There are those political commentators that claim to be conservative but at the same time spout their hatred for President Trump and for that I don’t trust them and if I can help it I don’t read what they have to say and if they are being interviewed I change the channel. The following article hits a few of those jelly fish Australian make-believe conservatives such as Greg Sheridan who appears quite often on what is supposed to be conservative Sky News after dark. Sheridan and others of his ilk are the worse of the worse for they are Leftist wolves masquerading as conservatives but their speech gives them away.
‘The storming of the Capitol will be written into folklore. I say this not because of the import of the event. It’s hardly a Bastille moment. But because the media is largely in the hands of the Left which will want to exaggerate and enshrine its significance.
I don’t read left-wing media. I don’t have to. I read The Australian. That’s as left as I ever want to go. Well, that’s not entirely true. I don’t want to go any distance in that direction at all. But then what to do? Even Fox News is scurrying leftwards.
Paul Monk in the weekend edition of The Australian, among a number of those penning anti-Trump diatribes, spoiling my breakfast, wrote this: “At Fox news, no less, widely respected anchor Chris Wallace called the assault on congress ‘the rule of the mob versus the rule of law and the Constitution’”.
Doesn’t Monk know about Wallace? Widely respected by whom? He’s the slimiest of fifth-columnist lefties pretending he’s objective.
You don’t have to look too hard to find tendentious reasoning (to put it mildly) among those despising Trump. This is Greg Sheridan on Trump’s claim of massive voter fraud: “There is no evidence for this at all.” No evidence at all for what? You see the sleight of hand. There is plenty of evidence of fraud. Even I saw some of it caught on video. But Sheridan could come back and say, yes, but no evidence of “massive” fraud.
Hmm? How massive would it have to be to swing the election in the few battleground states which mattered? Not very massive at all, is the answer.
This is Sheridan on the Capitol Hill melee: “But this was an attempt at street-fighting fascism. At its worst, America recently resembled Weimar Germany with rival violent street gangs more than willing to fight each other.” Really? Are we really going to go to the rise of Nazism to find a parallel? And then notice these “rival” street gangs.
There have been no rival street gangs. There have been variants of one Antifa/BLM street gang, creating havoc, desecrating, burning and looting, across numbers of cities. Rival gangs my backside!

Items listed in a dataset:

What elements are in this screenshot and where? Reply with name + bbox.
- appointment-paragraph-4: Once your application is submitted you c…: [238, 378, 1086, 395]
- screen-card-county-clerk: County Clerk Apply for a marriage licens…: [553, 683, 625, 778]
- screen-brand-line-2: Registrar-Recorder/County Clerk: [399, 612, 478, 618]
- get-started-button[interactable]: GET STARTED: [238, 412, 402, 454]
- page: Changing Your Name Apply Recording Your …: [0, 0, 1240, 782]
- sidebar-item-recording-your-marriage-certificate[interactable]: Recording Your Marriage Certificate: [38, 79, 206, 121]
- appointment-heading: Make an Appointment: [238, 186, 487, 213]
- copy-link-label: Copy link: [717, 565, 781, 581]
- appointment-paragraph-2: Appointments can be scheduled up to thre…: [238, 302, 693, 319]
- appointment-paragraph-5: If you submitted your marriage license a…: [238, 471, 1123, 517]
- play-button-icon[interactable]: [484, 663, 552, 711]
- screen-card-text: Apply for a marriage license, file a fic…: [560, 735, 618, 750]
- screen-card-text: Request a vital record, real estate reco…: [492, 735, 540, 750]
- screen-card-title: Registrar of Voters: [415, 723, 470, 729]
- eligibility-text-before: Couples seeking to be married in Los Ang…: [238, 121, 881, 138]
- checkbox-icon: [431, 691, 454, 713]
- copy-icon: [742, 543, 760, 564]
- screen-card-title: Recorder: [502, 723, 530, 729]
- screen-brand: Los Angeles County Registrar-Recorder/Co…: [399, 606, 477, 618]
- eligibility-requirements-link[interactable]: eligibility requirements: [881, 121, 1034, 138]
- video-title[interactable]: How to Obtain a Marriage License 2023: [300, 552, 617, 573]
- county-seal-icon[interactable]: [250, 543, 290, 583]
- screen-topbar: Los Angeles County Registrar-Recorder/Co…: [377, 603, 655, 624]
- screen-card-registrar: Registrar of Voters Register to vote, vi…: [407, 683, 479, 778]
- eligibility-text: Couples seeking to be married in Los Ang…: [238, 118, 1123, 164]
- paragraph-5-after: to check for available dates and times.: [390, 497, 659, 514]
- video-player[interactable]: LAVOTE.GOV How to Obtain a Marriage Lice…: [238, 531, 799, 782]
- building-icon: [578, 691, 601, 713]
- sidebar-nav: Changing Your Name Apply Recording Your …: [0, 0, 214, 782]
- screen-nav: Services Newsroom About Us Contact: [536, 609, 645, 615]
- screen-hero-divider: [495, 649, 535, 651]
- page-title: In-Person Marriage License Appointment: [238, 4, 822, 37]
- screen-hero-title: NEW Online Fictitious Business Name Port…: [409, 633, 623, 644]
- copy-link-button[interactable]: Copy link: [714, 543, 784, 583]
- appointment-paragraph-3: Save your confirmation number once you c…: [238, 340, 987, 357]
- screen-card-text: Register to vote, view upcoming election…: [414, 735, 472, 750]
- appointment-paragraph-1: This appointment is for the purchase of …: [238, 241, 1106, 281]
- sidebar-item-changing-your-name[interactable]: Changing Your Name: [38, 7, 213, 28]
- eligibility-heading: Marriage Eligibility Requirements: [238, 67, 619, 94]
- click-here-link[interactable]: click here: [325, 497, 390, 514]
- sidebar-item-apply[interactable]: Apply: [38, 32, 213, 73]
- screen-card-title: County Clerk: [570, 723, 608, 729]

PROBLEMS TO SOLVE ▸
- a) Rewrite the stretch of the commentary on Trump's critics from "Paul Monk in" through "pretending he’s objective.", putting "lunch" in place of "breakfast".
- b) Write the next paragraph of the commentary on Trump's critics, picking up after its final sentence.

EXERCISE ANSWERS ▸
- a)
Paul Monk in the weekend edition of The Australian, among a number of those penning anti-Trump diatribes, spoiling my lunch, wrote this: “At Fox news, no less, widely respected anchor Chris Wallace called the assault on congress ‘the rule of the mob versus the rule of law and the Constitution’”.
Doesn’t Monk know about Wallace? Widely respected by whom? He’s the slimiest of fifth-columnist lefties pretending he’s objective.

- b)
Sheridan listed a number of Trump’s great achievements — and they are many and great. But he ends this way: “Of course he got a lot of things wrong too…” What things? Name at least one. Don’t leave the Trump-haters hanging. But, of course, he’s out of ammo when it comes to anything substantive. He resorts to this kind of thing: “Trump’s frequently contemptible language and personal behaviour…” Pathetic!
Trump’s presidency was on course to be the most successful in the modern era before COVID provided a cudgel for his ubiquitous adversaries. “Be sober, be vigilant; because your adversary the devil walks about like a roaring lion, seeking whom he may devour.” This biblical quote from 1 Peter applies pretty well to the modern Democratic Party and its traditional-media and social-media comrades. And they took their opportunity to devour him when Trump was faced with something almost entirely out of his control. He has been the defining political victim of COVID.
But what of the incident on Capitol Hill? Does Trump bear any responsibility? I think he does. At the same time, let’s not over-egg the cake. He didn’t want violence, counter to what Sheridan and other Trump-despisers insinuate. Why would he? He called for a peaceful protest to steel the gumption of Republicans in the Congress:
We’re going walk down to the Capitol, and we’re going to cheer on our brave senators, and congressmen and women. We’re probably not going to be cheering so much for some of them because you’ll never take back our country with weakness. You have to show strength, and you have to be strong… I know that everyone here will soon be marching over to the Capitol building to peacefully and patriotically make your voices heard…. But we’re going to try and give our Republicans, the weak ones, because the strong ones don’t need any of our help, we’re going to try and give them the kind of pride and boldness that they need to take back our country… So, let’s walk down Pennsylvania Avenue. I want to thank you all. God bless you and God bless America. Thank you all for being here, this is incredible. Thank you very much. Thank you.
Does this have the look of an inciter in action? It doesn’t. Why then am I attributing some responsibility for what occurred to Trump? He should know that within any large group of peaceful protesters there are always fools and troublemakers.
In this case, with passions so high, which he had contributed to stoking, and with the stakes so high, he should have contemplated the possibility of things going awry; e.g., that Antifa thugs might take advantage of the opportunity. It’s easy to find reports that this, in fact, happened.
Inviting a large impassioned crowd to descend on a building within which parliament is in progress is fraught with peril. I can’t see an upside. Someone of sense might have told Trump that. Sometimes all of us need telling.
Finally, to perspective; a quality sadly missing from much of today’s commentary, plagued as it is by presentism. This incident does not leave Trump’s legacy in tatters. Nor does it diminish the template he created for prosperity at home and peace abroad. Strong borders, fewer regulations, lower taxes, stronger military, tough love for allies, tough measures against China, innovative and brave initiatives for peace in the Middle East. This template will not appeal to Democrats but it most definitely will inform the next Republican administration. Assuming there will be a next Republican administration.
Donald Trump, properly viewed, was (is for little while longer) a great president. He slipped up at the last; pained by his conviction that the election was stolen. I think he felt personally aggrieved and disappointed. But I also think he thought he was fighting for truth, justice and the American way. Of course, the Trump-haters will only ever point to his personal motive.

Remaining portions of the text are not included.